• Listed records:
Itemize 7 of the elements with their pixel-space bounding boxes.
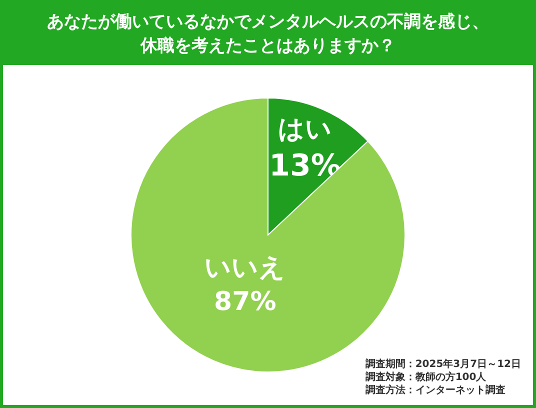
slice-label: はい [278,114,332,144]
slice-label: いいえ [204,252,286,283]
chart-title: あなたが働いているなかでメンタルヘルスの不調を感じ、休職を考えたことはありますか？ [46,11,490,58]
data-label: 87% [214,286,276,317]
text: 調査期間：2025年3月7日～12日 [365,358,521,371]
text: 調査方法：インターネット調査 [365,384,506,397]
text: 調査対象：教師の方100人 [365,371,488,384]
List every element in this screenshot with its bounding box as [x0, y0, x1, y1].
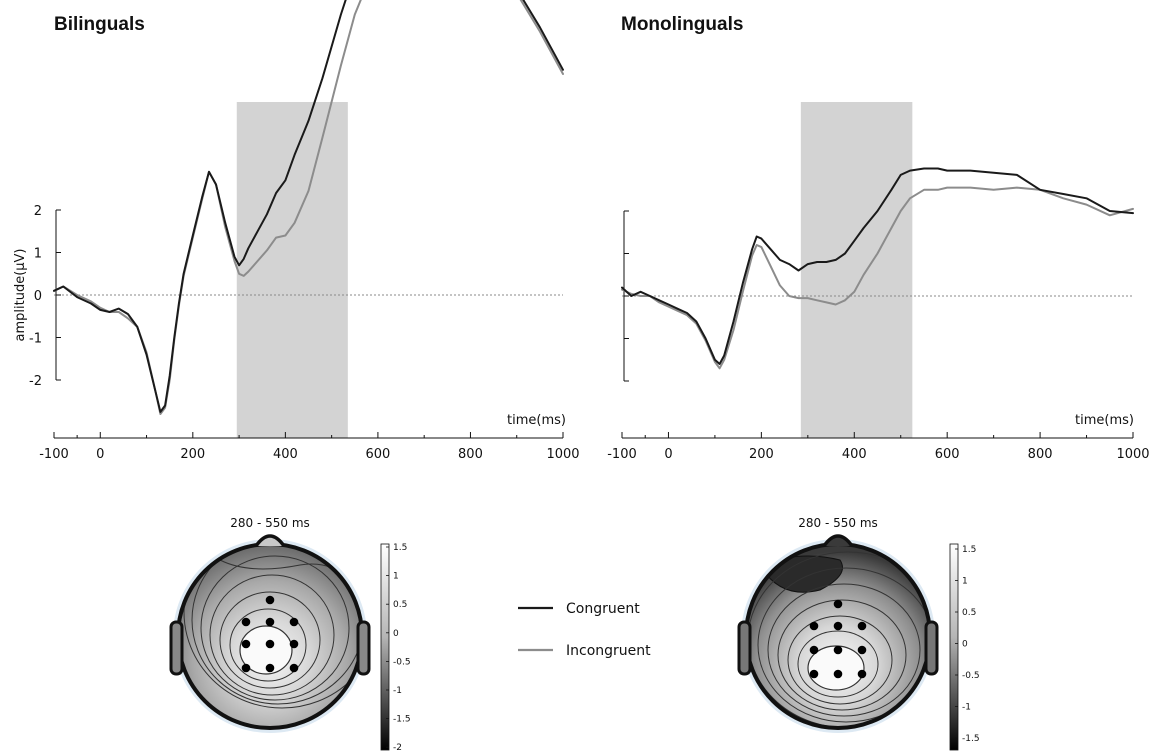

• What the task asks: Please rewrite all the entries above, swapping "Itemize" for "Enumerate" and leaving everything else unchanged. Omit the pictures.

• Written answer:
Enumerate 7 of the elements with their pixel-space bounding boxes.
slice-label: はい [278,114,332,144]
slice-label: いいえ [204,252,286,283]
chart-title: あなたが働いているなかでメンタルヘルスの不調を感じ、休職を考えたことはありますか？ [46,11,490,58]
data-label: 87% [214,286,276,317]
text: 調査期間：2025年3月7日～12日 [365,358,521,371]
text: 調査方法：インターネット調査 [365,384,506,397]
text: 調査対象：教師の方100人 [365,371,488,384]
List every element in this screenshot with its bounding box as [x0, y0, x1, y1].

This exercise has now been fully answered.